Collected data
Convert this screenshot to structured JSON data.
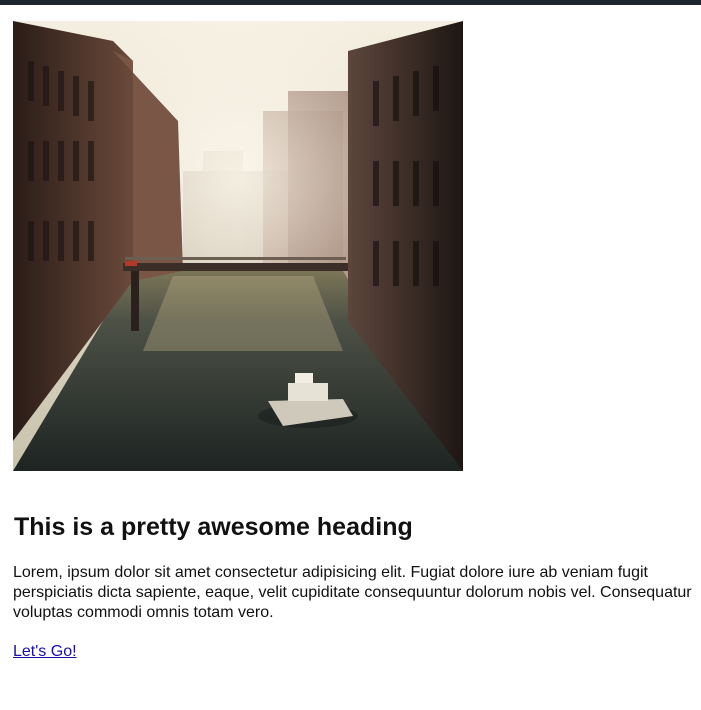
{
  "card": {
    "image_alt": "Canal between brick warehouses with a small boat and a footbridge in hazy sunlight",
    "heading": "This is a pretty awesome heading",
    "body": "Lorem, ipsum dolor sit amet consectetur adipisicing elit. Fugiat dolore iure ab veniam fugit perspiciatis dicta sapiente, eaque, velit cupiditate consequuntur dolorum nobis vel. Consequatur voluptas commodi omnis totam vero.",
    "link_label": "Let's Go!"
  }
}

**Requirement**
Quote the entries above word for word. Leave the images out.

**Written answer**
Convert this screenshot to structured JSON data.
{
  "card": {
    "image_alt": "Canal between brick warehouses with a small boat and a footbridge in hazy sunlight",
    "heading": "This is a pretty awesome heading",
    "body": "Lorem, ipsum dolor sit amet consectetur adipisicing elit. Fugiat dolore iure ab veniam fugit perspiciatis dicta sapiente, eaque, velit cupiditate consequuntur dolorum nobis vel. Consequatur voluptas commodi omnis totam vero.",
    "link_label": "Let's Go!"
  }
}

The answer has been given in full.